_Instruction:_
Find out how many lines of the material contain the string "harmonogramem" and give only that figure.

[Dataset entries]
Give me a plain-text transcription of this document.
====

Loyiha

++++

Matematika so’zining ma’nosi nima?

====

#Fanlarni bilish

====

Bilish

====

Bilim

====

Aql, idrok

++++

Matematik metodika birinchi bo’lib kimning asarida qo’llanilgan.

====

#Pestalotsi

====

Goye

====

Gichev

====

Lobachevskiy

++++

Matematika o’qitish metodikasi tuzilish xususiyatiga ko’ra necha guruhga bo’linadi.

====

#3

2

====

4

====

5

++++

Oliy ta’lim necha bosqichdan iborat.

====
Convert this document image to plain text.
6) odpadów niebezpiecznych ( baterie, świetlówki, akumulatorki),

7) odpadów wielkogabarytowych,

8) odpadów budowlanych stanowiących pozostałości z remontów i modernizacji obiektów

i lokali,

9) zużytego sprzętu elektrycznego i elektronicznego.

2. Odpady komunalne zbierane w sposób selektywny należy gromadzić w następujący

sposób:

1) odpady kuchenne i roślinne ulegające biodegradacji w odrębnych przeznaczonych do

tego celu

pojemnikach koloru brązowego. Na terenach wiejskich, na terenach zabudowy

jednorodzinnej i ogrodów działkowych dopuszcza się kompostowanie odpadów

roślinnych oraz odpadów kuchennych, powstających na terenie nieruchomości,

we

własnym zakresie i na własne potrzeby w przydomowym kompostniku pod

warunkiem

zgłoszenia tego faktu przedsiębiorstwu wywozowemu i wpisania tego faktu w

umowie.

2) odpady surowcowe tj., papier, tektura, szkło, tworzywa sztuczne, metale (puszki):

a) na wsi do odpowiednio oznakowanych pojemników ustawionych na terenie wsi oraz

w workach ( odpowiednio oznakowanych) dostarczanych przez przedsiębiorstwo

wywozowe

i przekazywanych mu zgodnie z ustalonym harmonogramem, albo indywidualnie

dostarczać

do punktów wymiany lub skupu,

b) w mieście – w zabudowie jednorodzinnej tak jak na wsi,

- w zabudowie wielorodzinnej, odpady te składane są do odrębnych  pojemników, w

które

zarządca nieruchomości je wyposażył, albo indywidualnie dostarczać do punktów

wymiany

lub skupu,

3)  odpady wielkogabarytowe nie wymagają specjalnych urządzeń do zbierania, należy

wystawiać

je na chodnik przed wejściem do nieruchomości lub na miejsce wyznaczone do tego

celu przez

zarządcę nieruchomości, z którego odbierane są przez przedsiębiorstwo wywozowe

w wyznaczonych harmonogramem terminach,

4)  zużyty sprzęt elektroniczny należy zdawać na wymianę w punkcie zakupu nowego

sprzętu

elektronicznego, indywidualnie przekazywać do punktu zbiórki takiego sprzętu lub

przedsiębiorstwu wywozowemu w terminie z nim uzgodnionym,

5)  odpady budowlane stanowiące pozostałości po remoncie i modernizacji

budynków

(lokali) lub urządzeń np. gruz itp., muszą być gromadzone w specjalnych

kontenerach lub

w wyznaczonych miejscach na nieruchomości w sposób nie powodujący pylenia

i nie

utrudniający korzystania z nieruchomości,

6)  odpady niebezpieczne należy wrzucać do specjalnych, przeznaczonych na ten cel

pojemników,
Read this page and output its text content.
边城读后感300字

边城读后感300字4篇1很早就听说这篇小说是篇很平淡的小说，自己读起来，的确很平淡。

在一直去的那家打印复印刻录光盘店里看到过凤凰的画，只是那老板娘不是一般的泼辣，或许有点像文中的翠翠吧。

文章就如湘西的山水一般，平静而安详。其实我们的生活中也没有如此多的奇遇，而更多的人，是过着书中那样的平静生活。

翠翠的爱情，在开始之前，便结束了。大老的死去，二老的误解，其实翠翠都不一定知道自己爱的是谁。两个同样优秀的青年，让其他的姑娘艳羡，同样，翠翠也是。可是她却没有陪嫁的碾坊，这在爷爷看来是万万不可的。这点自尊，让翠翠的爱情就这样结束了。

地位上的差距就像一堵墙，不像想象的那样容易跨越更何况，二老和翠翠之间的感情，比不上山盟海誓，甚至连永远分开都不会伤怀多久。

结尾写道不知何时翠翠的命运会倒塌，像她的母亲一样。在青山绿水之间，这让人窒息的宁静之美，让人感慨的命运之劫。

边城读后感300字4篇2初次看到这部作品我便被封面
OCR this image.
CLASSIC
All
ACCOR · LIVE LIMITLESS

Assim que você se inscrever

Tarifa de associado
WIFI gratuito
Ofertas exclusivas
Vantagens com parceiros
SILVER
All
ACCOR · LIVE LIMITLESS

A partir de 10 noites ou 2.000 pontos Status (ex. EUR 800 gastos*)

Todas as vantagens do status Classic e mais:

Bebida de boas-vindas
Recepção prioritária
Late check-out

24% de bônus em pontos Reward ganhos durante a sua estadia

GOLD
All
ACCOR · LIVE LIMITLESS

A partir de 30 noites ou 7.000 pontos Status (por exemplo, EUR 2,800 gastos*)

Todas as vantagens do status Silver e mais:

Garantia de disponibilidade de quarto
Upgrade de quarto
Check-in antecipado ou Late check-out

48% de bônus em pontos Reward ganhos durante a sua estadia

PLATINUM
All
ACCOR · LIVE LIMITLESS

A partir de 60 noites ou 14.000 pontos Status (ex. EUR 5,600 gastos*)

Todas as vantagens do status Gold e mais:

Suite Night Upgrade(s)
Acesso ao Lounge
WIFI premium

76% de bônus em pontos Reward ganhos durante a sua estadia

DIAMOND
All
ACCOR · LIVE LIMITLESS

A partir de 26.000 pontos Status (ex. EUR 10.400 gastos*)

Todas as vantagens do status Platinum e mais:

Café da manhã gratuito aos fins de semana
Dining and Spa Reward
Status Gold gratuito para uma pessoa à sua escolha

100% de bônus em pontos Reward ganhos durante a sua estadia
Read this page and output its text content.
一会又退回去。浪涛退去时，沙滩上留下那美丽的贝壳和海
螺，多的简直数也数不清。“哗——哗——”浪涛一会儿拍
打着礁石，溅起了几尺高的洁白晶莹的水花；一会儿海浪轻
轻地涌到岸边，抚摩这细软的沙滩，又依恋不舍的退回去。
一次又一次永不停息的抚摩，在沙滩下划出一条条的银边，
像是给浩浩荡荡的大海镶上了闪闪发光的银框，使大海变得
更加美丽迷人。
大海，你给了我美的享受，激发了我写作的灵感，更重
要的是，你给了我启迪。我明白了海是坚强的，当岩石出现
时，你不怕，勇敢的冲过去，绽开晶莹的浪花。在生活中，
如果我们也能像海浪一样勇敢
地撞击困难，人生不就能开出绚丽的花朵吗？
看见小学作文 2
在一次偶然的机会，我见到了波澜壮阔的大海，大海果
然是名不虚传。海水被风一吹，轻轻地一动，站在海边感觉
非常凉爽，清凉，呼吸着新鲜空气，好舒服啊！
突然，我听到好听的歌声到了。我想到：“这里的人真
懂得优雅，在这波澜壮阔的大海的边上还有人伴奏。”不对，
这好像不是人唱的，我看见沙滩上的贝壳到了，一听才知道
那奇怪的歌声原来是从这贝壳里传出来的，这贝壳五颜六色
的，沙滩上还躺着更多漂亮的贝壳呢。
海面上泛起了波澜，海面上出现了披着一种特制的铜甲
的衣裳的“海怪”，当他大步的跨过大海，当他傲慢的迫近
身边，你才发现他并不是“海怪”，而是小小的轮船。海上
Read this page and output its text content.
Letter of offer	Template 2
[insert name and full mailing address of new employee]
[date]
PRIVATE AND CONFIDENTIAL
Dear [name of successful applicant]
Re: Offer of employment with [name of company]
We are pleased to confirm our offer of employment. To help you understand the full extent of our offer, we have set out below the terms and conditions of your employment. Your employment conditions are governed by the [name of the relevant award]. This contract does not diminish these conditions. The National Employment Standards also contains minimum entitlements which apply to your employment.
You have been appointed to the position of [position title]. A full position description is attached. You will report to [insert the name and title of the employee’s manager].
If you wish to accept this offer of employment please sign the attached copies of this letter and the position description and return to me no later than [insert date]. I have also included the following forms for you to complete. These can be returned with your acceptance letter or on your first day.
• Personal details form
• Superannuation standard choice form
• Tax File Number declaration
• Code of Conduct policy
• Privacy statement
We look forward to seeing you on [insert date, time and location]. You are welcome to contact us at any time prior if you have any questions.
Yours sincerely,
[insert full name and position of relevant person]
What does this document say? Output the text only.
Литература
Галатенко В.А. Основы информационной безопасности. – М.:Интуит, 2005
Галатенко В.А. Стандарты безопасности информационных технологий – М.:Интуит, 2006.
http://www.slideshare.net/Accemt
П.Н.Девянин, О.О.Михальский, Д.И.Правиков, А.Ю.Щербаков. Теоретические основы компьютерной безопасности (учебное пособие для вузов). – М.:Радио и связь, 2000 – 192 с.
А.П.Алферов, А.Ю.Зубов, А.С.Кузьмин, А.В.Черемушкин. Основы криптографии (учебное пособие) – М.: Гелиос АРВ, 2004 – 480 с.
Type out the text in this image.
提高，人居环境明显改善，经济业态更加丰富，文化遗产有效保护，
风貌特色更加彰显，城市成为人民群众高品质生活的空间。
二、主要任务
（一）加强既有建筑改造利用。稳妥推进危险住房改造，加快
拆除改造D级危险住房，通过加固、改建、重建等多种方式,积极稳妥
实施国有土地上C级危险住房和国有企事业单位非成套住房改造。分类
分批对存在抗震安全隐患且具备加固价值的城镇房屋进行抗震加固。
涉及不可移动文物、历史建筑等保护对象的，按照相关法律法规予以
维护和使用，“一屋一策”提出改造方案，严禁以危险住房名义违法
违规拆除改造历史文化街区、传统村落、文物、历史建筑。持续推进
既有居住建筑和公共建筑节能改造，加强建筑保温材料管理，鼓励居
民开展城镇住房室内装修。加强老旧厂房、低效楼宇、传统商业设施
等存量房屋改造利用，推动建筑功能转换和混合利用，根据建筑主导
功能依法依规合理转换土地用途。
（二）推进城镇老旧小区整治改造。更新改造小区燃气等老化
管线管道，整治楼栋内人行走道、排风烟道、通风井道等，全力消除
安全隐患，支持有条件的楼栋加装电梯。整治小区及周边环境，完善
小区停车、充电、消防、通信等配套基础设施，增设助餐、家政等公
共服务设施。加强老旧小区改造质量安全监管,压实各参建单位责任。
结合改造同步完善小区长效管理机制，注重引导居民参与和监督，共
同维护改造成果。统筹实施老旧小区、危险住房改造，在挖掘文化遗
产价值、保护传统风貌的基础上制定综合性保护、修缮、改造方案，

_Final result:_
2